Your task:
Each line should be copied exactly.

Chart and figure data
****************

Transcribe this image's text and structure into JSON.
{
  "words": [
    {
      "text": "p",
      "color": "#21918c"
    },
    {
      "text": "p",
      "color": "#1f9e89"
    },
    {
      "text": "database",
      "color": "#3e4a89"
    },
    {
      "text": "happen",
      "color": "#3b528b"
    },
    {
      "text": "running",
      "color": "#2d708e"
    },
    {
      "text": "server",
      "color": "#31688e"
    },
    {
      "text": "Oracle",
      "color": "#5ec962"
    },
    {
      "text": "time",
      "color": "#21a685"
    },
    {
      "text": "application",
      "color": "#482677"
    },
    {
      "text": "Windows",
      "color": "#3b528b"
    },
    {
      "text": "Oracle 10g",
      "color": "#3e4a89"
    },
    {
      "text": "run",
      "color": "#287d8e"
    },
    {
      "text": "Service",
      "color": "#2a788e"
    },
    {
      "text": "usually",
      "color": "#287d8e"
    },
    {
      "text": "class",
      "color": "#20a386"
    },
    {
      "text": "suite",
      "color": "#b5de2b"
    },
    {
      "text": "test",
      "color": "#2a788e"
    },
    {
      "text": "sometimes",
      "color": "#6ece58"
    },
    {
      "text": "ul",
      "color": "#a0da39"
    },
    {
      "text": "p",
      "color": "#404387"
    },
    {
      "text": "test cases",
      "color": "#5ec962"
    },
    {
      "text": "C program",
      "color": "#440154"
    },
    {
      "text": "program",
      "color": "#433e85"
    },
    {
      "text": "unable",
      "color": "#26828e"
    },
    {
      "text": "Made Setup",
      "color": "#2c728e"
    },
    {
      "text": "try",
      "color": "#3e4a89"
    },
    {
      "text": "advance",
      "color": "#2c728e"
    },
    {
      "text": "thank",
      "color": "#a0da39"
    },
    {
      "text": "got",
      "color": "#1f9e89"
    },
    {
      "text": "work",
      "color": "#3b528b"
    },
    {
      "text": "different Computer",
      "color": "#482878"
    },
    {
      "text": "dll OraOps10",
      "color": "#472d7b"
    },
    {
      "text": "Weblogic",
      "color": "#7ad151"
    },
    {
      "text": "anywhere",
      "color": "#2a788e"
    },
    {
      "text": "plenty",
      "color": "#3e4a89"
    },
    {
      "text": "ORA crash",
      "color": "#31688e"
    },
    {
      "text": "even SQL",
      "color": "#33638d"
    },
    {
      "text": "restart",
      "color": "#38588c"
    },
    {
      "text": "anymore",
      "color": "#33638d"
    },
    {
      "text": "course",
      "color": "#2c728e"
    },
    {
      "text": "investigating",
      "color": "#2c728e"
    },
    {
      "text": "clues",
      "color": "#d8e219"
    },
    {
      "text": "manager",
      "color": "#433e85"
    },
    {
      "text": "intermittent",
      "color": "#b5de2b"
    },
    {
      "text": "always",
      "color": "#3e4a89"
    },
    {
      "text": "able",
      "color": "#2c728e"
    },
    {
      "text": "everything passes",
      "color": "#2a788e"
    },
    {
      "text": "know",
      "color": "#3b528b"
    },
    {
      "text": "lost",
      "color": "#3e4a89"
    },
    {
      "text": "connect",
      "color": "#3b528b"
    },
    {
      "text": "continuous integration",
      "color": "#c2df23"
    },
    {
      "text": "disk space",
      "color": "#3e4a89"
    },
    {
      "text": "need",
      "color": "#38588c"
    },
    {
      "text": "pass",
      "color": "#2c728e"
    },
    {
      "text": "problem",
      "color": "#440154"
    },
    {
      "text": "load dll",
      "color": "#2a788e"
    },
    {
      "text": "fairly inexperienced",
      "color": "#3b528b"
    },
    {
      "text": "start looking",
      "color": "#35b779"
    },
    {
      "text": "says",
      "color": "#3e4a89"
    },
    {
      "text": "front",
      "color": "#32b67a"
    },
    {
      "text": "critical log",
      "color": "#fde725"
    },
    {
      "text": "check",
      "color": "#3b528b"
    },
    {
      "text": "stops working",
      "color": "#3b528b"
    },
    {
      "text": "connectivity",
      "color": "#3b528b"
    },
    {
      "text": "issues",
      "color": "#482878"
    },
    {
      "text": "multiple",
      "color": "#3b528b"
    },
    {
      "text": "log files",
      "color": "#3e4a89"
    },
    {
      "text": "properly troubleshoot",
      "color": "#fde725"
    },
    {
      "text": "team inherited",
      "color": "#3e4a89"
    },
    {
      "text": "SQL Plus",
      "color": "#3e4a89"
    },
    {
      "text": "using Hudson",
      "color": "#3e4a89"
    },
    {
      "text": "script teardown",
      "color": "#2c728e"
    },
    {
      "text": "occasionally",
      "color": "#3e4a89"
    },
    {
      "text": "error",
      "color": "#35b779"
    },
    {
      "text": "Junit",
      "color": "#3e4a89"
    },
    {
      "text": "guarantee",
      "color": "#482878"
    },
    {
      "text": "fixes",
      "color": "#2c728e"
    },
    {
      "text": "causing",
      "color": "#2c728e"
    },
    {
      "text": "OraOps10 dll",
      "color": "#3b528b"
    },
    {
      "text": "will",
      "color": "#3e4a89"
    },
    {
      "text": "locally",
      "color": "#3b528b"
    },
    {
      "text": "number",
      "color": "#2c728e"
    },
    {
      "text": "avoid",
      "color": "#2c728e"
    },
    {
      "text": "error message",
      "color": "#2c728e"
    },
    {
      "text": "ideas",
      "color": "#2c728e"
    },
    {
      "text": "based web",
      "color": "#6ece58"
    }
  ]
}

****************

Result of the task:
Transcribe this image's text and structure into JSON.
{
  "words": [
    {
      "text": "p",
      "color": "#21918c"
    },
    {
      "text": "p",
      "color": "#1f9e89"
    },
    {
      "text": "database",
      "color": "#3e4a89"
    },
    {
      "text": "happen",
      "color": "#3b528b"
    },
    {
      "text": "running",
      "color": "#2d708e"
    },
    {
      "text": "server",
      "color": "#31688e"
    },
    {
      "text": "Oracle",
      "color": "#5ec962"
    },
    {
      "text": "time",
      "color": "#21a685"
    },
    {
      "text": "application",
      "color": "#482677"
    },
    {
      "text": "Windows",
      "color": "#3b528b"
    },
    {
      "text": "Oracle 10g",
      "color": "#3e4a89"
    },
    {
      "text": "run",
      "color": "#287d8e"
    },
    {
      "text": "Service",
      "color": "#2a788e"
    },
    {
      "text": "usually",
      "color": "#287d8e"
    },
    {
      "text": "class",
      "color": "#20a386"
    },
    {
      "text": "suite",
      "color": "#b5de2b"
    },
    {
      "text": "test",
      "color": "#2a788e"
    },
    {
      "text": "sometimes",
      "color": "#6ece58"
    },
    {
      "text": "ul",
      "color": "#a0da39"
    },
    {
      "text": "p",
      "color": "#404387"
    },
    {
      "text": "test cases",
      "color": "#5ec962"
    },
    {
      "text": "C program",
      "color": "#440154"
    },
    {
      "text": "program",
      "color": "#433e85"
    },
    {
      "text": "unable",
      "color": "#26828e"
    },
    {
      "text": "Made Setup",
      "color": "#2c728e"
    },
    {
      "text": "try",
      "color": "#3e4a89"
    },
    {
      "text": "advance",
      "color": "#2c728e"
    },
    {
      "text": "thank",
      "color": "#a0da39"
    },
    {
      "text": "got",
      "color": "#1f9e89"
    },
    {
      "text": "work",
      "color": "#3b528b"
    },
    {
      "text": "different Computer",
      "color": "#482878"
    },
    {
      "text": "dll OraOps10",
      "color": "#472d7b"
    },
    {
      "text": "Weblogic",
      "color": "#7ad151"
    },
    {
      "text": "anywhere",
      "color": "#2a788e"
    },
    {
      "text": "plenty",
      "color": "#3e4a89"
    },
    {
      "text": "ORA crash",
      "color": "#31688e"
    },
    {
      "text": "even SQL",
      "color": "#33638d"
    },
    {
      "text": "restart",
      "color": "#38588c"
    },
    {
      "text": "anymore",
      "color": "#33638d"
    },
    {
      "text": "course",
      "color": "#2c728e"
    },
    {
      "text": "investigating",
      "color": "#2c728e"
    },
    {
      "text": "clues",
      "color": "#d8e219"
    },
    {
      "text": "manager",
      "color": "#433e85"
    },
    {
      "text": "intermittent",
      "color": "#b5de2b"
    },
    {
      "text": "always",
      "color": "#3e4a89"
    },
    {
      "text": "able",
      "color": "#2c728e"
    },
    {
      "text": "everything passes",
      "color": "#2a788e"
    },
    {
      "text": "know",
      "color": "#3b528b"
    },
    {
      "text": "lost",
      "color": "#3e4a89"
    },
    {
      "text": "connect",
      "color": "#3b528b"
    },
    {
      "text": "continuous integration",
      "color": "#c2df23"
    },
    {
      "text": "disk space",
      "color": "#3e4a89"
    },
    {
      "text": "need",
      "color": "#38588c"
    },
    {
      "text": "pass",
      "color": "#2c728e"
    },
    {
      "text": "problem",
      "color": "#440154"
    },
    {
      "text": "load dll",
      "color": "#2a788e"
    },
    {
      "text": "fairly inexperienced",
      "color": "#3b528b"
    },
    {
      "text": "start looking",
      "color": "#35b779"
    },
    {
      "text": "says",
      "color": "#3e4a89"
    },
    {
      "text": "front",
      "color": "#32b67a"
    },
    {
      "text": "critical log",
      "color": "#fde725"
    },
    {
      "text": "check",
      "color": "#3b528b"
    },
    {
      "text": "stops working",
      "color": "#3b528b"
    },
    {
      "text": "connectivity",
      "color": "#3b528b"
    },
    {
      "text": "issues",
      "color": "#482878"
    },
    {
      "text": "multiple",
      "color": "#3b528b"
    },
    {
      "text": "log files",
      "color": "#3e4a89"
    },
    {
      "text": "properly troubleshoot",
      "color": "#fde725"
    },
    {
      "text": "team inherited",
      "color": "#3e4a89"
    },
    {
      "text": "SQL Plus",
      "color": "#3e4a89"
    },
    {
      "text": "using Hudson",
      "color": "#3e4a89"
    },
    {
      "text": "script teardown",
      "color": "#2c728e"
    },
    {
      "text": "occasionally",
      "color": "#3e4a89"
    },
    {
      "text": "error",
      "color": "#35b779"
    },
    {
      "text": "Junit",
      "color": "#3e4a89"
    },
    {
      "text": "guarantee",
      "color": "#482878"
    },
    {
      "text": "fixes",
      "color": "#2c728e"
    },
    {
      "text": "causing",
      "color": "#2c728e"
    },
    {
      "text": "OraOps10 dll",
      "color": "#3b528b"
    },
    {
      "text": "will",
      "color": "#3e4a89"
    },
    {
      "text": "locally",
      "color": "#3b528b"
    },
    {
      "text": "number",
      "color": "#2c728e"
    },
    {
      "text": "avoid",
      "color": "#2c728e"
    },
    {
      "text": "error message",
      "color": "#2c728e"
    },
    {
      "text": "ideas",
      "color": "#2c728e"
    },
    {
      "text": "based web",
      "color": "#6ece58"
    }
  ]
}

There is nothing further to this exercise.